(Excerpts from a figure dataset)
--- begin ---
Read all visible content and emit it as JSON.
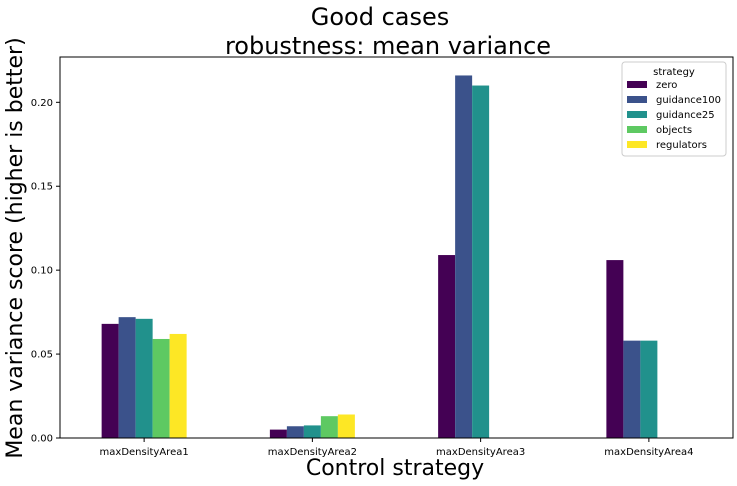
{
  "chart_data": {
    "type": "bar",
    "title_line1": "Good cases",
    "title_line2": "robustness: mean variance",
    "xlabel": "Control strategy",
    "ylabel": "Mean variance score (higher is better)",
    "categories": [
      "maxDensityArea1",
      "maxDensityArea2",
      "maxDensityArea3",
      "maxDensityArea4"
    ],
    "ylim": [
      0,
      0.227
    ],
    "yticks": [
      0.0,
      0.05,
      0.1,
      0.15,
      0.2
    ],
    "ytick_labels": [
      "0.00",
      "0.05",
      "0.10",
      "0.15",
      "0.20"
    ],
    "legend_title": "strategy",
    "legend_position": "top-right",
    "grid": false,
    "series": [
      {
        "name": "zero",
        "color": "#440154",
        "values": [
          0.068,
          0.005,
          0.109,
          0.106
        ]
      },
      {
        "name": "guidance100",
        "color": "#3b528b",
        "values": [
          0.072,
          0.007,
          0.216,
          0.058
        ]
      },
      {
        "name": "guidance25",
        "color": "#21918c",
        "values": [
          0.071,
          0.0075,
          0.21,
          0.058
        ]
      },
      {
        "name": "objects",
        "color": "#5ec962",
        "values": [
          0.059,
          0.013,
          null,
          null
        ]
      },
      {
        "name": "regulators",
        "color": "#fde725",
        "values": [
          0.062,
          0.014,
          null,
          null
        ]
      }
    ]
  }
}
--- end ---
* GOAL OF THE EXERCISE *
Omit all pictures while transcribing the entries verbatim.

* WRITTEN ANSWER *
Read all visible content and emit it as JSON.
{
  "chart_data": {
    "type": "bar",
    "title_line1": "Good cases",
    "title_line2": "robustness: mean variance",
    "xlabel": "Control strategy",
    "ylabel": "Mean variance score (higher is better)",
    "categories": [
      "maxDensityArea1",
      "maxDensityArea2",
      "maxDensityArea3",
      "maxDensityArea4"
    ],
    "ylim": [
      0,
      0.227
    ],
    "yticks": [
      0.0,
      0.05,
      0.1,
      0.15,
      0.2
    ],
    "ytick_labels": [
      "0.00",
      "0.05",
      "0.10",
      "0.15",
      "0.20"
    ],
    "legend_title": "strategy",
    "legend_position": "top-right",
    "grid": false,
    "series": [
      {
        "name": "zero",
        "color": "#440154",
        "values": [
          0.068,
          0.005,
          0.109,
          0.106
        ]
      },
      {
        "name": "guidance100",
        "color": "#3b528b",
        "values": [
          0.072,
          0.007,
          0.216,
          0.058
        ]
      },
      {
        "name": "guidance25",
        "color": "#21918c",
        "values": [
          0.071,
          0.0075,
          0.21,
          0.058
        ]
      },
      {
        "name": "objects",
        "color": "#5ec962",
        "values": [
          0.059,
          0.013,
          null,
          null
        ]
      },
      {
        "name": "regulators",
        "color": "#fde725",
        "values": [
          0.062,
          0.014,
          null,
          null
        ]
      }
    ]
  }
}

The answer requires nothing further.